§ **DATA LINES**
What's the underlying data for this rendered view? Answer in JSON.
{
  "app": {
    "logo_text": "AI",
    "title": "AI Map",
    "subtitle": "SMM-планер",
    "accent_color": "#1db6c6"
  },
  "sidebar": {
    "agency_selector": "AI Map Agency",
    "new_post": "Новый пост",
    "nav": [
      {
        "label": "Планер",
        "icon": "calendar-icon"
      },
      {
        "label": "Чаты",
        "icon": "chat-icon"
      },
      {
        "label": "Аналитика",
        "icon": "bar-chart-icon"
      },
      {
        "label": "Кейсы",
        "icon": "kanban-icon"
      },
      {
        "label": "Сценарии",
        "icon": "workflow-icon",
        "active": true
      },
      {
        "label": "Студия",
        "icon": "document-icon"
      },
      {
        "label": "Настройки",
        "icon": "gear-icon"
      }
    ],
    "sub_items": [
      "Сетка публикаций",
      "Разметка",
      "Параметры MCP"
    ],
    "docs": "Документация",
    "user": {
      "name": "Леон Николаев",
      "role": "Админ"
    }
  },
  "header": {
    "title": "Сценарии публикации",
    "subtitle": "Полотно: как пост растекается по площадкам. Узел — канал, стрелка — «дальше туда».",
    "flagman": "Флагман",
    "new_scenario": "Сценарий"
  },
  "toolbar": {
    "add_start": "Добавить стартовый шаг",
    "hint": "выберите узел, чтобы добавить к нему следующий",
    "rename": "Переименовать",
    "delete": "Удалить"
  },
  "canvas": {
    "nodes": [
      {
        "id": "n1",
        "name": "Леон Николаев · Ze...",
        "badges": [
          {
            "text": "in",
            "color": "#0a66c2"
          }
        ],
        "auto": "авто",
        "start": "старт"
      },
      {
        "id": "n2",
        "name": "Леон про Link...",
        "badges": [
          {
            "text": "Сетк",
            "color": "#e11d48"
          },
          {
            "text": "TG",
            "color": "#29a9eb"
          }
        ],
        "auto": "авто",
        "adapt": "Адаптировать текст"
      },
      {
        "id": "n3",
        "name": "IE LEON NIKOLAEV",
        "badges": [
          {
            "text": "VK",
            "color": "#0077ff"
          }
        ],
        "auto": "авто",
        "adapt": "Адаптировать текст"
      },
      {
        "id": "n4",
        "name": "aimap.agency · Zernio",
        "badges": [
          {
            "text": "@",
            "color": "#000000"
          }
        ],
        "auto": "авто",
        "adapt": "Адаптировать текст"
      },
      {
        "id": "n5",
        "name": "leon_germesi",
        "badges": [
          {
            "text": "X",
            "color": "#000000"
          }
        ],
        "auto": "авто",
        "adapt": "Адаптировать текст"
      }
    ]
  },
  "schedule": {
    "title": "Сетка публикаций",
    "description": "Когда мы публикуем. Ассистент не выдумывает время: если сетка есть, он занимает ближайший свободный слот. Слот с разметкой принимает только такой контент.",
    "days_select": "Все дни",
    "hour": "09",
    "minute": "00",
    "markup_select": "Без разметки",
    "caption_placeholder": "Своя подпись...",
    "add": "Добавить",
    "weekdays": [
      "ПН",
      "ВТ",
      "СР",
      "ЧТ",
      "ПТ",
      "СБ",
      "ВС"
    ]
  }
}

§ **TO DO**
In the records above, how many lines include "label"? Give that number and nothing more.

§ **THE COMPLETED TASK**
7